| SUPPLIED DATA |

::::::

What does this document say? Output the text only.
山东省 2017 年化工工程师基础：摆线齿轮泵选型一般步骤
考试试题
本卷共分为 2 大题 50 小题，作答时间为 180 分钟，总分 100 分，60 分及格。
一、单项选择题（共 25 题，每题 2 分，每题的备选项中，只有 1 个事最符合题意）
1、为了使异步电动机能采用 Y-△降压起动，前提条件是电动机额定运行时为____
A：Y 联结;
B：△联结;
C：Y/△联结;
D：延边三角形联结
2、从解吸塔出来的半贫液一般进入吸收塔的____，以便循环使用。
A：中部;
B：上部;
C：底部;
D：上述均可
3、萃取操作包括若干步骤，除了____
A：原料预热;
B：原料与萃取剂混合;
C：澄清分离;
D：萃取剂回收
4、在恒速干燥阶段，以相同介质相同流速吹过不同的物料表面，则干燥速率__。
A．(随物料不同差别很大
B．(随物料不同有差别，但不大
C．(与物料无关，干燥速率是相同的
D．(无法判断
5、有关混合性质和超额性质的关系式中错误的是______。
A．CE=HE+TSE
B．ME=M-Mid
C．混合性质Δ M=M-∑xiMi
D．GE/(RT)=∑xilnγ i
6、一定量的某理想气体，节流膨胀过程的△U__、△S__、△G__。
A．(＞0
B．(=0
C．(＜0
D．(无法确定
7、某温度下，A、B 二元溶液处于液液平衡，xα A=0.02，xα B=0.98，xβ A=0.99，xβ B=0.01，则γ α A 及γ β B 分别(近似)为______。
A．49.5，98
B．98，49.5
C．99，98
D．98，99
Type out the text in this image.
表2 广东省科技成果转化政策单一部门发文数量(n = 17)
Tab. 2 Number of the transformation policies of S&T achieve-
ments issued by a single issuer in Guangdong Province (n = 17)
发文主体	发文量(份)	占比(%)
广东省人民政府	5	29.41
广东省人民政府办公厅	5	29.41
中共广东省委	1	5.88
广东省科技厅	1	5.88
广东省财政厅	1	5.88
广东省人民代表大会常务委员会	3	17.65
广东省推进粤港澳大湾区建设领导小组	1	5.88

::::::

| YOUR GOAL |
Give only the number of lines that include the word "text".

| TASK RESPONSE |
2